CHALLENGE: Find every line in the records that holds the string "convert". Copy each one.

begin TASK MATERIAL

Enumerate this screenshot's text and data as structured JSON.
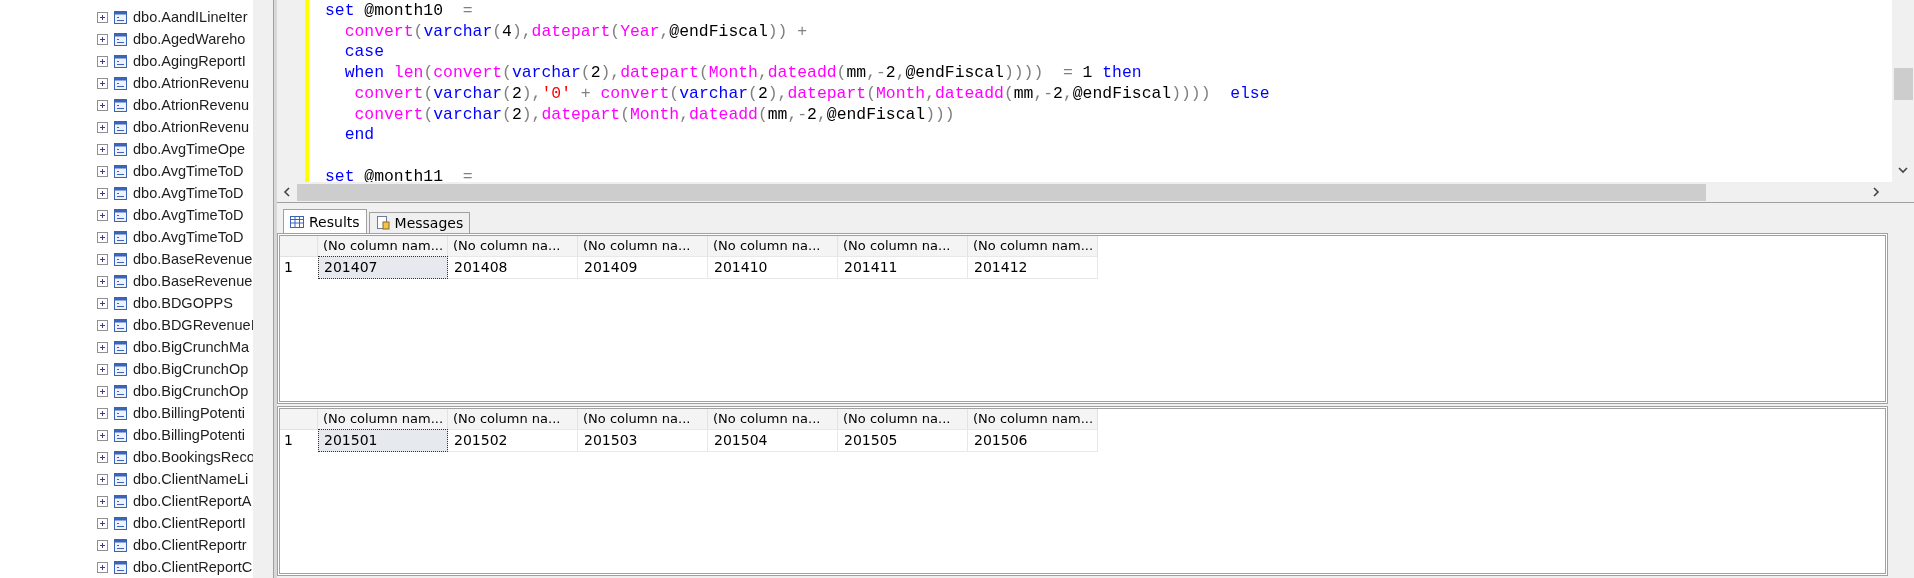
{
  "object_tree": {
    "items": [
      {
        "label": "dbo.AandILineIter",
        "expanded": false
      },
      {
        "label": "dbo.AgedWareho",
        "expanded": false
      },
      {
        "label": "dbo.AgingReportI",
        "expanded": false
      },
      {
        "label": "dbo.AtrionRevenu",
        "expanded": false
      },
      {
        "label": "dbo.AtrionRevenu",
        "expanded": false
      },
      {
        "label": "dbo.AtrionRevenu",
        "expanded": false
      },
      {
        "label": "dbo.AvgTimeOpe",
        "expanded": false
      },
      {
        "label": "dbo.AvgTimeToD",
        "expanded": false
      },
      {
        "label": "dbo.AvgTimeToD",
        "expanded": false
      },
      {
        "label": "dbo.AvgTimeToD",
        "expanded": false
      },
      {
        "label": "dbo.AvgTimeToD",
        "expanded": false
      },
      {
        "label": "dbo.BaseRevenue",
        "expanded": false
      },
      {
        "label": "dbo.BaseRevenue",
        "expanded": false
      },
      {
        "label": "dbo.BDGOPPS",
        "expanded": false
      },
      {
        "label": "dbo.BDGRevenueI",
        "expanded": false
      },
      {
        "label": "dbo.BigCrunchMa",
        "expanded": false
      },
      {
        "label": "dbo.BigCrunchOp",
        "expanded": false
      },
      {
        "label": "dbo.BigCrunchOp",
        "expanded": false
      },
      {
        "label": "dbo.BillingPotenti",
        "expanded": false
      },
      {
        "label": "dbo.BillingPotenti",
        "expanded": false
      },
      {
        "label": "dbo.BookingsReco",
        "expanded": false
      },
      {
        "label": "dbo.ClientNameLi",
        "expanded": false
      },
      {
        "label": "dbo.ClientReportA",
        "expanded": false
      },
      {
        "label": "dbo.ClientReportI",
        "expanded": false
      },
      {
        "label": "dbo.ClientReportr",
        "expanded": false
      },
      {
        "label": "dbo.ClientReportC",
        "expanded": false
      }
    ]
  },
  "editor": {
    "lines": [
      {
        "blank_before": false,
        "tokens": [
          {
            "t": "set",
            "kind": "kw"
          },
          {
            "t": " @month10  ",
            "kind": "id"
          },
          {
            "t": "=",
            "kind": "op"
          }
        ]
      },
      {
        "blank_before": false,
        "tokens": [
          {
            "t": "  convert",
            "kind": "fn"
          },
          {
            "t": "(",
            "kind": "op"
          },
          {
            "t": "varchar",
            "kind": "kw"
          },
          {
            "t": "(",
            "kind": "op"
          },
          {
            "t": "4",
            "kind": "id"
          },
          {
            "t": "),",
            "kind": "op"
          },
          {
            "t": "datepart",
            "kind": "fn"
          },
          {
            "t": "(",
            "kind": "op"
          },
          {
            "t": "Year",
            "kind": "fn"
          },
          {
            "t": ",",
            "kind": "op"
          },
          {
            "t": "@endFiscal",
            "kind": "id"
          },
          {
            "t": "))",
            "kind": "op"
          },
          {
            "t": " +",
            "kind": "op"
          }
        ]
      },
      {
        "blank_before": false,
        "tokens": [
          {
            "t": "  case",
            "kind": "kw"
          }
        ]
      },
      {
        "blank_before": false,
        "tokens": [
          {
            "t": "  when",
            "kind": "kw"
          },
          {
            "t": " len",
            "kind": "fn"
          },
          {
            "t": "(",
            "kind": "op"
          },
          {
            "t": "convert",
            "kind": "fn"
          },
          {
            "t": "(",
            "kind": "op"
          },
          {
            "t": "varchar",
            "kind": "kw"
          },
          {
            "t": "(",
            "kind": "op"
          },
          {
            "t": "2",
            "kind": "id"
          },
          {
            "t": "),",
            "kind": "op"
          },
          {
            "t": "datepart",
            "kind": "fn"
          },
          {
            "t": "(",
            "kind": "op"
          },
          {
            "t": "Month",
            "kind": "fn"
          },
          {
            "t": ",",
            "kind": "op"
          },
          {
            "t": "dateadd",
            "kind": "fn"
          },
          {
            "t": "(",
            "kind": "op"
          },
          {
            "t": "mm",
            "kind": "id"
          },
          {
            "t": ",-",
            "kind": "op"
          },
          {
            "t": "2",
            "kind": "id"
          },
          {
            "t": ",",
            "kind": "op"
          },
          {
            "t": "@endFiscal",
            "kind": "id"
          },
          {
            "t": "))))",
            "kind": "op"
          },
          {
            "t": "  =",
            "kind": "op"
          },
          {
            "t": " 1 ",
            "kind": "id"
          },
          {
            "t": "then",
            "kind": "kw"
          }
        ]
      },
      {
        "blank_before": false,
        "tokens": [
          {
            "t": "   convert",
            "kind": "fn"
          },
          {
            "t": "(",
            "kind": "op"
          },
          {
            "t": "varchar",
            "kind": "kw"
          },
          {
            "t": "(",
            "kind": "op"
          },
          {
            "t": "2",
            "kind": "id"
          },
          {
            "t": "),",
            "kind": "op"
          },
          {
            "t": "'0'",
            "kind": "str"
          },
          {
            "t": " +",
            "kind": "op"
          },
          {
            "t": " convert",
            "kind": "fn"
          },
          {
            "t": "(",
            "kind": "op"
          },
          {
            "t": "varchar",
            "kind": "kw"
          },
          {
            "t": "(",
            "kind": "op"
          },
          {
            "t": "2",
            "kind": "id"
          },
          {
            "t": "),",
            "kind": "op"
          },
          {
            "t": "datepart",
            "kind": "fn"
          },
          {
            "t": "(",
            "kind": "op"
          },
          {
            "t": "Month",
            "kind": "fn"
          },
          {
            "t": ",",
            "kind": "op"
          },
          {
            "t": "dateadd",
            "kind": "fn"
          },
          {
            "t": "(",
            "kind": "op"
          },
          {
            "t": "mm",
            "kind": "id"
          },
          {
            "t": ",-",
            "kind": "op"
          },
          {
            "t": "2",
            "kind": "id"
          },
          {
            "t": ",",
            "kind": "op"
          },
          {
            "t": "@endFiscal",
            "kind": "id"
          },
          {
            "t": "))))",
            "kind": "op"
          },
          {
            "t": "  else",
            "kind": "kw"
          }
        ]
      },
      {
        "blank_before": false,
        "tokens": [
          {
            "t": "   convert",
            "kind": "fn"
          },
          {
            "t": "(",
            "kind": "op"
          },
          {
            "t": "varchar",
            "kind": "kw"
          },
          {
            "t": "(",
            "kind": "op"
          },
          {
            "t": "2",
            "kind": "id"
          },
          {
            "t": "),",
            "kind": "op"
          },
          {
            "t": "datepart",
            "kind": "fn"
          },
          {
            "t": "(",
            "kind": "op"
          },
          {
            "t": "Month",
            "kind": "fn"
          },
          {
            "t": ",",
            "kind": "op"
          },
          {
            "t": "dateadd",
            "kind": "fn"
          },
          {
            "t": "(",
            "kind": "op"
          },
          {
            "t": "mm",
            "kind": "id"
          },
          {
            "t": ",-",
            "kind": "op"
          },
          {
            "t": "2",
            "kind": "id"
          },
          {
            "t": ",",
            "kind": "op"
          },
          {
            "t": "@endFiscal",
            "kind": "id"
          },
          {
            "t": ")))",
            "kind": "op"
          }
        ]
      },
      {
        "blank_before": false,
        "tokens": [
          {
            "t": "  end",
            "kind": "kw"
          }
        ]
      },
      {
        "blank_before": true,
        "tokens": [
          {
            "t": "set",
            "kind": "kw"
          },
          {
            "t": " @month11  ",
            "kind": "id"
          },
          {
            "t": "=",
            "kind": "op"
          }
        ]
      }
    ]
  },
  "result_tabs": [
    {
      "label": "Results",
      "selected": true
    },
    {
      "label": "Messages",
      "selected": false
    }
  ],
  "result_grids": [
    {
      "columns": [
        "(No column nam...",
        "(No column na...",
        "(No column na...",
        "(No column na...",
        "(No column na...",
        "(No column nam..."
      ],
      "rows": [
        {
          "number": "1",
          "cells": [
            {
              "text": "201407",
              "focused": true
            },
            {
              "text": "201408",
              "focused": false
            },
            {
              "text": "201409",
              "focused": false
            },
            {
              "text": "201410",
              "focused": false
            },
            {
              "text": "201411",
              "focused": false
            },
            {
              "text": "201412",
              "focused": false
            }
          ]
        }
      ]
    },
    {
      "columns": [
        "(No column nam...",
        "(No column na...",
        "(No column na...",
        "(No column na...",
        "(No column na...",
        "(No column nam..."
      ],
      "rows": [
        {
          "number": "1",
          "cells": [
            {
              "text": "201501",
              "focused": true
            },
            {
              "text": "201502",
              "focused": false
            },
            {
              "text": "201503",
              "focused": false
            },
            {
              "text": "201504",
              "focused": false
            },
            {
              "text": "201505",
              "focused": false
            },
            {
              "text": "201506",
              "focused": false
            }
          ]
        }
      ]
    }
  ]
}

end TASK MATERIAL

EXERCISE ANSWER:
            "t": "  convert",
            "t": "convert",
            "t": "   convert",
            "t": " convert",
            "t": "   convert",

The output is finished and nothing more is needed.